Objectif de la tâche »
Dénombrez les lignes des enregistrements ci-dessous qui contiennent la chaîne "function", en tenant compte de la casse, et indiquez uniquement ce nombre.

Contenu des données »
----

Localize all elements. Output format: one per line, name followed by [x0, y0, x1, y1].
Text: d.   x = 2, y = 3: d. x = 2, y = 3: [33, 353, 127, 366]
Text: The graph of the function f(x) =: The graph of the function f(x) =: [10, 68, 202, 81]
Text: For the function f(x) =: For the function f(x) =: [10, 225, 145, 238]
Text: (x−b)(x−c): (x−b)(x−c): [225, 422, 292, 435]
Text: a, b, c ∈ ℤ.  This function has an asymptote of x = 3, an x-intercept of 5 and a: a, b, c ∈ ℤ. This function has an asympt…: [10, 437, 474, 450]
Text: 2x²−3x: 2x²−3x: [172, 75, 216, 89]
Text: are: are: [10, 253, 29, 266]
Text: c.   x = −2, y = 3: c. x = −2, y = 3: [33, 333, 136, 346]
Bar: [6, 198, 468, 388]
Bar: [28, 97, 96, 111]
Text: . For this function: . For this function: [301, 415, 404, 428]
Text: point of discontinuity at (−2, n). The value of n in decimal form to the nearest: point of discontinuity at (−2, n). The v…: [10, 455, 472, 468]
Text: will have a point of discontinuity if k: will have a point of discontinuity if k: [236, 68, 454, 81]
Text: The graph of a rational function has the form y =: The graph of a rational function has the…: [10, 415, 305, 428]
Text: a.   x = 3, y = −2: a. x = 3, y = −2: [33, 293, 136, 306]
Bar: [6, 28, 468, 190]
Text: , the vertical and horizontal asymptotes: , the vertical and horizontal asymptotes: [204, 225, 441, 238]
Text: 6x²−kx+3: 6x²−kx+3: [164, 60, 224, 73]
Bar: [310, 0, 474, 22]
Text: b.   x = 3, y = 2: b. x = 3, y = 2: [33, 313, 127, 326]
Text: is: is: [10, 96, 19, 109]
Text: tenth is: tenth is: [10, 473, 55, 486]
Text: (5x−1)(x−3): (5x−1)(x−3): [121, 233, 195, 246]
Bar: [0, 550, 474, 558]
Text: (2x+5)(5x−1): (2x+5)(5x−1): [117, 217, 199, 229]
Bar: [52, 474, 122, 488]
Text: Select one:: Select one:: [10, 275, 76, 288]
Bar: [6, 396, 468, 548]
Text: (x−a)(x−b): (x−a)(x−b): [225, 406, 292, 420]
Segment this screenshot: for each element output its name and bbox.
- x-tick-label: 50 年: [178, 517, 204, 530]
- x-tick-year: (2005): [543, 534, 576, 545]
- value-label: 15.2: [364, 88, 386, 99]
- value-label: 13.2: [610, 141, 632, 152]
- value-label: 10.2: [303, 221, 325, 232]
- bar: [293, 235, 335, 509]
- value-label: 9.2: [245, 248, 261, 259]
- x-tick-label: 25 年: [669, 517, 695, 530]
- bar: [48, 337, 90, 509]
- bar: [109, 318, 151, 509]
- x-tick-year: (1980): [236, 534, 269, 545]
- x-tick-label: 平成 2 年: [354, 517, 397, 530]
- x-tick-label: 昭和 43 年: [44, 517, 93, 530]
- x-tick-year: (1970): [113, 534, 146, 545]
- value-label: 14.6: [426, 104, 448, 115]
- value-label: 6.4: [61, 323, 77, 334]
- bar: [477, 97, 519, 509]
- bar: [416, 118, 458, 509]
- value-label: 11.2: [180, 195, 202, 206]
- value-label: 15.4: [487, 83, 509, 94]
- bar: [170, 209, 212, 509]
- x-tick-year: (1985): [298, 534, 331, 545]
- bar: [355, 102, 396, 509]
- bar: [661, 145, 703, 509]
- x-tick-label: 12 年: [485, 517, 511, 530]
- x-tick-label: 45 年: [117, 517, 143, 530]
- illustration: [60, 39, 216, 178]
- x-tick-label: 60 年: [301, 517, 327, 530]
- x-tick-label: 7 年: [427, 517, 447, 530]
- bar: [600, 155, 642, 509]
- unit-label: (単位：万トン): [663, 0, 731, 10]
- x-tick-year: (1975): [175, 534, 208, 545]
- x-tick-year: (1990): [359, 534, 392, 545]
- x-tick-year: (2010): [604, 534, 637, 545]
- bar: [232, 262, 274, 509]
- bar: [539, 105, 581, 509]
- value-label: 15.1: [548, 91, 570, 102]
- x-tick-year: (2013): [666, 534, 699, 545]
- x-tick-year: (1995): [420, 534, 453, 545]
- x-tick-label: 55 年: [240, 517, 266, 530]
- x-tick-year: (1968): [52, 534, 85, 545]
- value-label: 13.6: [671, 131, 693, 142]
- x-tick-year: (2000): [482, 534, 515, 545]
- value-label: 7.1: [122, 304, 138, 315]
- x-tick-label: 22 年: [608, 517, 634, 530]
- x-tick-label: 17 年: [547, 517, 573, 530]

----

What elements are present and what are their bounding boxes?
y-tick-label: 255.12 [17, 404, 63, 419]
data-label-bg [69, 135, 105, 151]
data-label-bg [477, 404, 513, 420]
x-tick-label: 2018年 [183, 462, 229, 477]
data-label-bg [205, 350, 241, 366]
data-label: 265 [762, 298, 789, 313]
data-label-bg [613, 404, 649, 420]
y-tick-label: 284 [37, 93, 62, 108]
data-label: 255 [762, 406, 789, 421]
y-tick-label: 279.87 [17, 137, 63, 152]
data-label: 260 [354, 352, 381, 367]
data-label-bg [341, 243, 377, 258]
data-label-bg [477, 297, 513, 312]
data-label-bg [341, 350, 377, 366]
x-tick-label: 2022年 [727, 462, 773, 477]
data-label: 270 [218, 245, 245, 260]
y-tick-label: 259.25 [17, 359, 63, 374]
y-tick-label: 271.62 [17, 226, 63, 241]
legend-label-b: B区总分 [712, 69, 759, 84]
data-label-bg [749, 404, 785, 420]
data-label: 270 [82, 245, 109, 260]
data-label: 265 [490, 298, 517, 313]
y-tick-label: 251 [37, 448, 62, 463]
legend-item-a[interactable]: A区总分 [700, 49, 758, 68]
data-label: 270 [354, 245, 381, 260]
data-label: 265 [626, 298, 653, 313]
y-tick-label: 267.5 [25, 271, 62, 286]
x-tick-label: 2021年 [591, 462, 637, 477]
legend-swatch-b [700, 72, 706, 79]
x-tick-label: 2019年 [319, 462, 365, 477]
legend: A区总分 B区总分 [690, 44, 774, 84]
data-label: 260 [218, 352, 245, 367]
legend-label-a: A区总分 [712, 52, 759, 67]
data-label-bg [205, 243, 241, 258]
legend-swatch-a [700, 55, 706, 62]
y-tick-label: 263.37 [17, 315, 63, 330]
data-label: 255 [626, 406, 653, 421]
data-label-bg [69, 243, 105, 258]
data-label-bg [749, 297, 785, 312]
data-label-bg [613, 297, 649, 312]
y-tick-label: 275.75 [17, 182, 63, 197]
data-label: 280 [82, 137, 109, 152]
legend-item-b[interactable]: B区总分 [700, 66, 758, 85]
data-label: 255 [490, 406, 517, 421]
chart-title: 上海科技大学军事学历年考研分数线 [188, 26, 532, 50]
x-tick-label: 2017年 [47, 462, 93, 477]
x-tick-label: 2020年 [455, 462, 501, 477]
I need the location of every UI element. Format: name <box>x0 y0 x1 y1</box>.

----

Résultat obtenu »
5